**Texte fourni**
--*--

Pourtant la solution d’Averroès dans son Grand commentaire de la Physique était plus elliptique que celle de Philopon ou d’Ibn Bājja dans le début du livre VII, puisque, comme on l’a dit, il n’explicitait que la
dernière phase de l’attraction magnétique, c’est-à-dire celle où le fer a déjà reçu de l’aimant la vertu magnétique, sans évoquer la première phase, celle où la vertu à partir de l’aimant va vers le fer qui lui est pourtant distant. Sans doute Averroès considérait-il la première phase comme évidente. Il est très vraisemblable, en effet, qu’Averroès ait eu en tête la même solution puisque, d’une part, il est tributaire du commentaire d’ibn Bājja et que, d’autre part, dans d’autres passages de la Physique (au livre VIII) et ou dans son De caelo, il mentionne d’autres exemples d’action apparemment à distance où des processus d’altération du milieu intermédiaire de proche en proche sont évoqués5. Mais il n’en reste pas moins que pour l’exemple de l’aimant mentionné dans la version latine de la Physique, au début du livre VII, il n’explicite aucunement la question du medium.
Or les premiers commentateurs latins comme Robert Grosseteste et Albert le Grand ont comblé cette lacune. Ils se sont attachés, en effet, à donner une explication contiguïste de cette réception par le fer de la vertu de l’aimant. En fait, ils ont « réinventé » une explication semblable à celle d’Ibn Bājja. L’air intermédiaire est altéré de proche en proche par la vertu de l’aimant ; chaque portion d’air devient, à son tour, le moteur de la portion suivante jusqu’à atteindre le fer6.

--*--

**Données fournies**
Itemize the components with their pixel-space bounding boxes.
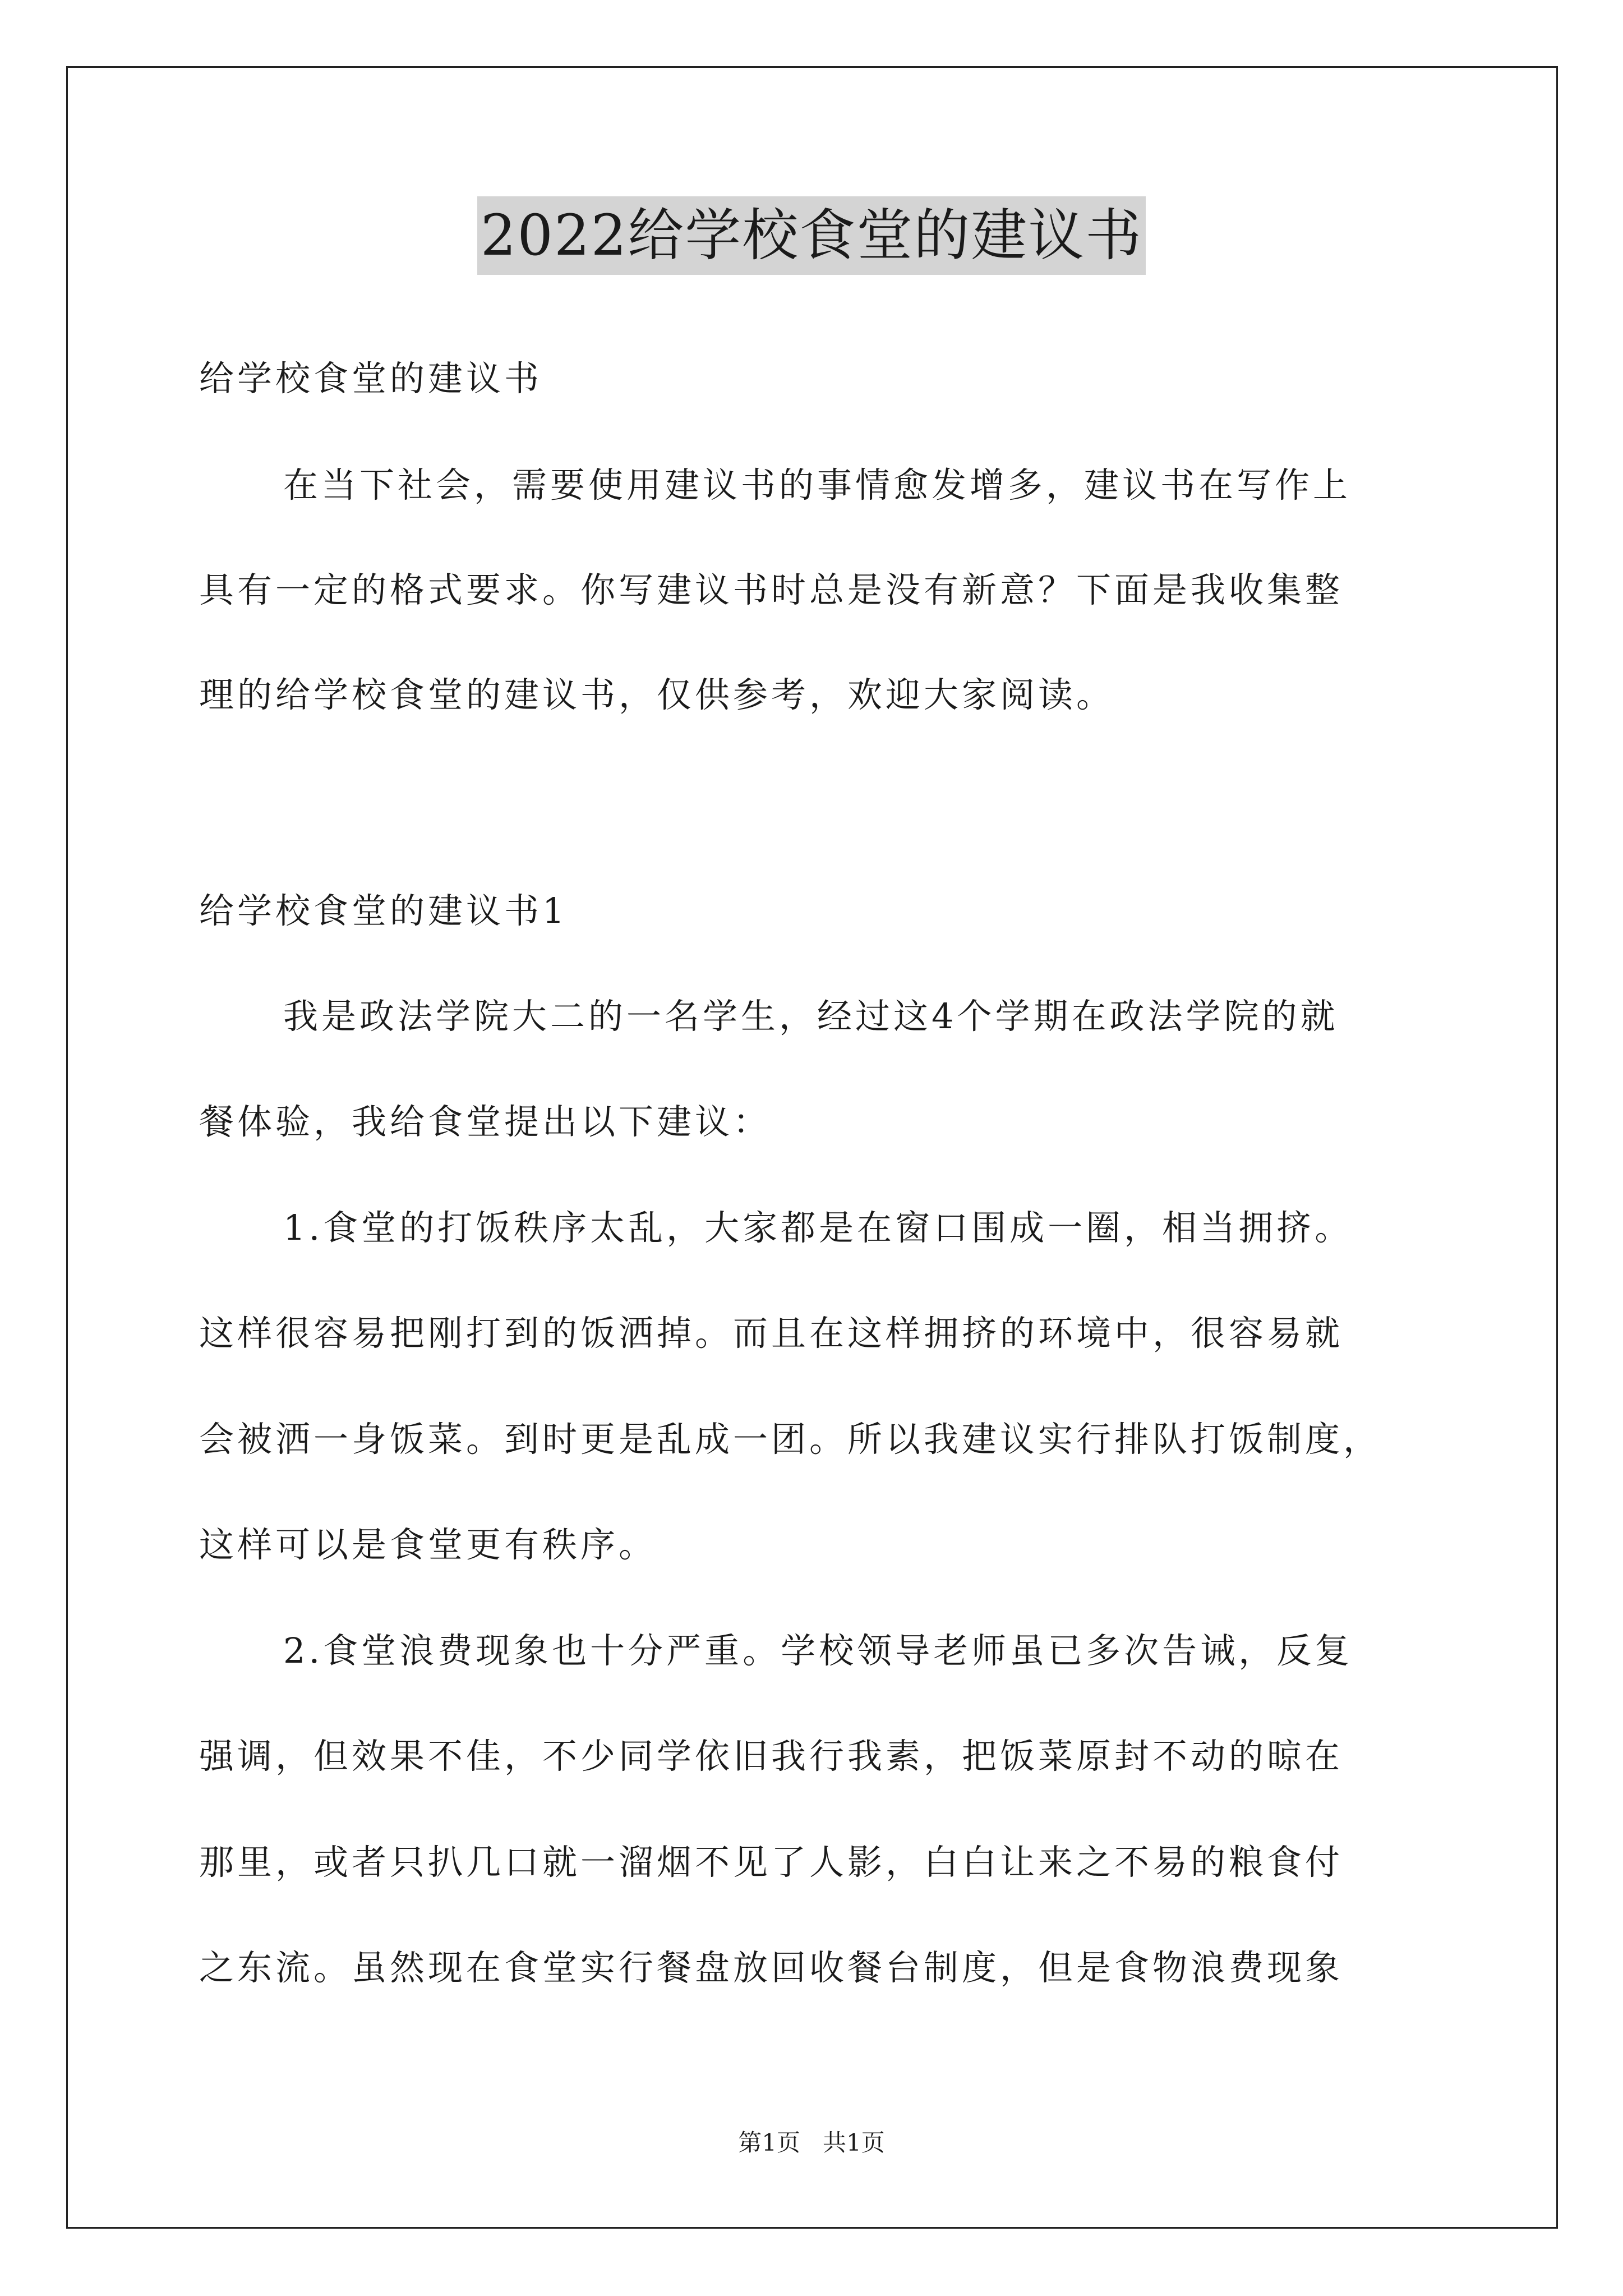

--*--

**Exercices proposés**
1. D'après le texte sur Averroès et l'aimant, pourquoi est-il très vraisemblable qu'Averroès ait eu en tête la même solution qu'Ibn Bājja ? Répondez en une à trois phrases.
2. Recopiez tout le passage du texte sur Averroès et l'aimant, depuis « Or les premiers » jusqu'à « atteindre le fer6. » inclus.
3. Comment se poursuit le texte sur Averroès et l'aimant ? Rédigez la suite à partir de sa dernière phrase.
La liste n'a aucun rôle à jouer ici.

**Réponses attendues**
1. Averroès est tributaire du commentaire d'Ibn Bājja. De plus, dans d'autres passages, au livre VIII de la Physique ou dans son De caelo, il mentionne d'autres exemples d'action apparemment à distance où il évoque des processus d'altération du milieu intermédiaire de proche en proche.

2.
Or les premiers commentateurs latins comme Robert Grosseteste et Albert le Grand ont comblé cette lacune. Ils se sont attachés, en effet, à donner une explication contiguïste de cette réception par le fer de la vertu de l’aimant. En fait, ils ont « réinventé » une explication semblable à celle d’Ibn Bājja. L’air intermédiaire est altéré de proche en proche par la vertu de l’aimant ; chaque portion d’air devient, à son tour, le moteur de la portion suivante jusqu’à atteindre le fer6.

3.
En somme, nous aurions – si mon analyse est juste – un cas de ré-invention par les Latins d’une solution déjà trouvée par les Grecs et les Arabes. Une ré-invention qui s’appuie sur l’un des rares possibles laissés par le cadre contiguïste d’Aristote. Cette ré-invention est, il faut le noter, assez proche de l’explication que le Stagirite lui-même donne du mobile jeté dans les airs (la portion d’air mise en mouvement étant censée mettre en mouvement la portion adjacente), dans un passage où du reste il évoque la capacité qu’a l’aimant de « rend[re] ce qu’il meut
capable de mouvoir d’autre choses » – passage qu’explicite brièvement Averroès dans son Grand Commentaire7. Cette réinvention s’apparente un peu, mutatis mutandis, à un processus qui était cher à Guy Beaujouan et qu’avait défini en 1940 l’anthropologue Alfred Louis Kroeber : la stimulus diffusion, c’est-à-dire le fait dans une civilisation réceptrice de réinventer (parfois en le modifiant) un procédé de fabrication à partir des résultats observés dans une autre civilisation ; par exemple, l’utilisation en Europe au xviiie siècle du kaolin pour produire de la porcelaine jusqu’alors importée de Chine8. Quoi qu’il en soit et quelles que soient les multiples pistes ébauchées que pouvaient trouver les auteurs latins, il convient de retenir surtout la force interne du cadre de référence aristotélicien, qui sécrète dans ce cas une solution, sinon unique, du moins préférable.
La conscience de l’existence
d’un modèle de référence et ses excès
La puissance d’un modèle peut aussi s’exercer de manière subjective, lorsque les commentateurs ont tellement conscience de la référence que constitue le cadre averroïste pour cette question de l’aimant qu’ils peuvent en venir à lui attribuer un argument qui n’a pas été avancé par lui, mais par un commentateur latin. C’est ce qui semble se passer chez Gilles de Rome. Dans son commentaire à la Physique (1274-1275), afin de distinguer le mouvement du fer vers l’aimant d’un mouvement du
localisé vers son lieu propre (par exemple celui du corps lourd vers le bas), Gilles de Rome présente trois « signes » distinctifs qu’il dit, semble-t-il, tirer du Commentateur, c’est-à-dire d’Averroès (ut Commentator ait) :
–Premier signe : quantitas mobilis, la « quantité du mobile » (mais je me demande si originellement Gilles de Rome n’avait pas plutôt écrit quantitas molis) : l’aimant n’attire le fer que si une certaine quantité de fer et une certaine quantité d’aimant sont en jeu. Alors que plus le localisé est grand, plus il est mû vers son lieu (par exemple, le corps lourd mû vers le centre de l’univers), c’est le contraire que l’on observe dans l’attraction magnétique.
–Deuxième signe : la « quantité d’espace » : la distance n’empêche pas le mouvement de l’élément vers son lieu quelle que soit la distance où il se trouve dans l’air ; alors qu’il est faux de dire que le fer est mû vers l’aimant quelle que soit la distance qui les sépare.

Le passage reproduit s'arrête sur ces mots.